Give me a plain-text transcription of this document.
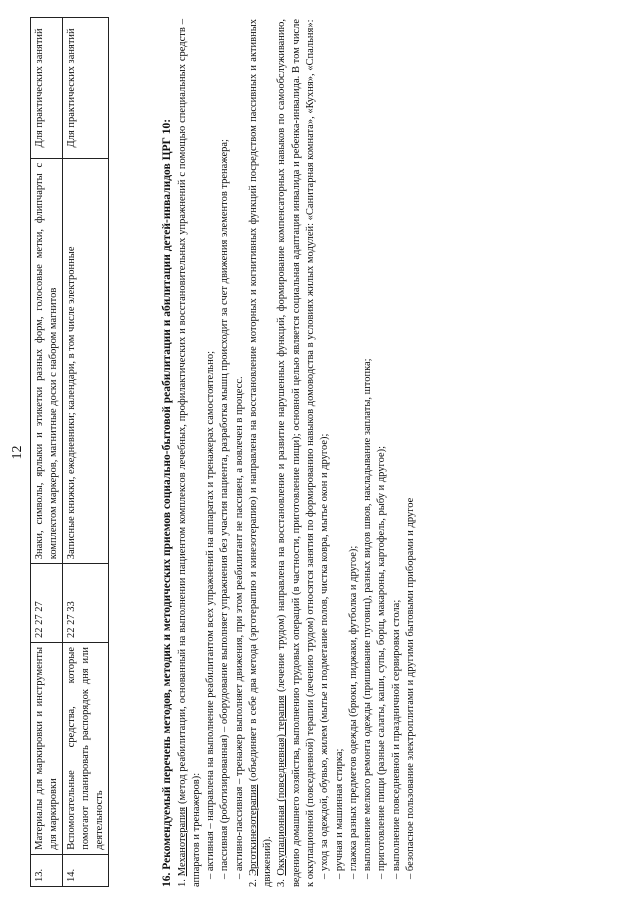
12
13.	Материалы для маркировки и инструменты для маркировки	22 27 27	Знаки, символы, ярлыки и этикетки разных форм, голосовые метки, флипчарты с комплектом маркеров, магнитные доски с набором магнитов	Для практических занятий
14.	Вспомогательные средства, которые помогают планировать распорядок дня или деятельность	22 27 33	Записные книжки, ежедневники; календари, в том числе электронные	Для практических занятий

16. Рекомендуемый перечень методов, методик и методических приемов социально-бытовой реабилитации и абилитации детей-инвалидов ЦРГ 10: 1. Механотерапия (метод реабилитации, основанный на выполнении пациентом комплексов лечебных, профилактических и восстановительных упражнений с помощью специальных средств – аппаратов и тренажеров): – активная – направлена на выполнение реабилитантом всех упражнений на аппаратах и тренажерах самостоятельно; – пассивная (роботизированная) – оборудование выполняет упражнения без участия пациента, разработка мышц происходит за счет движения элементов тренажера; – активно-пассивная – тренажер выполняет движения, при этом реабилитант не пассивен, а вовлечен в процесс.

2. Эрготкинезотерапия (объединяет в себе два метода (эрготерапию и кинезотерапию) и направлена на восстановление моторных и когнитивных функций посредством пассивных и активных движений). 3. Оккупационная (повседневная) терапия (лечение трудом) направлена на восстановление и развитие нарушенных функций, формирование компенсаторных навыков по самообслуживанию, ведению домашнего хозяйства, выполнению трудовых операций (в частности, приготовление пищи); основной целью является социальная адаптация инвалида и ребенка-инвалида. В том числе к оккупационной (повседневной) терапии (лечению трудом) относятся занятия по формированию навыков домоводства в условиях жилых модулей: «Санитарная комната», «Кухня», «Спальня»: – уход за одеждой, обувью, жилем (мытье и подметание полов, чистка ковра, мытье окон и другое); – ручная и машинная стирка; – глажка разных предметов одежды (брюки, пиджаки, футболка и другое); – выполнение мелкого ремонта одежды (пришивание пуговиц), разных видов швов, накладывание заплаты, штопка; – приготовление пищи (разные салаты, каши, супы, борщ, макароны, картофель, рыбу и другое); – выполнение повседневной и праздничной сервировки стола; – безопасное пользование электроплитами и другими бытовыми приборами и другое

What is being asked: Among these entries, how many lines include the string "практических"? Reply with the number by itself.

Right answer: 2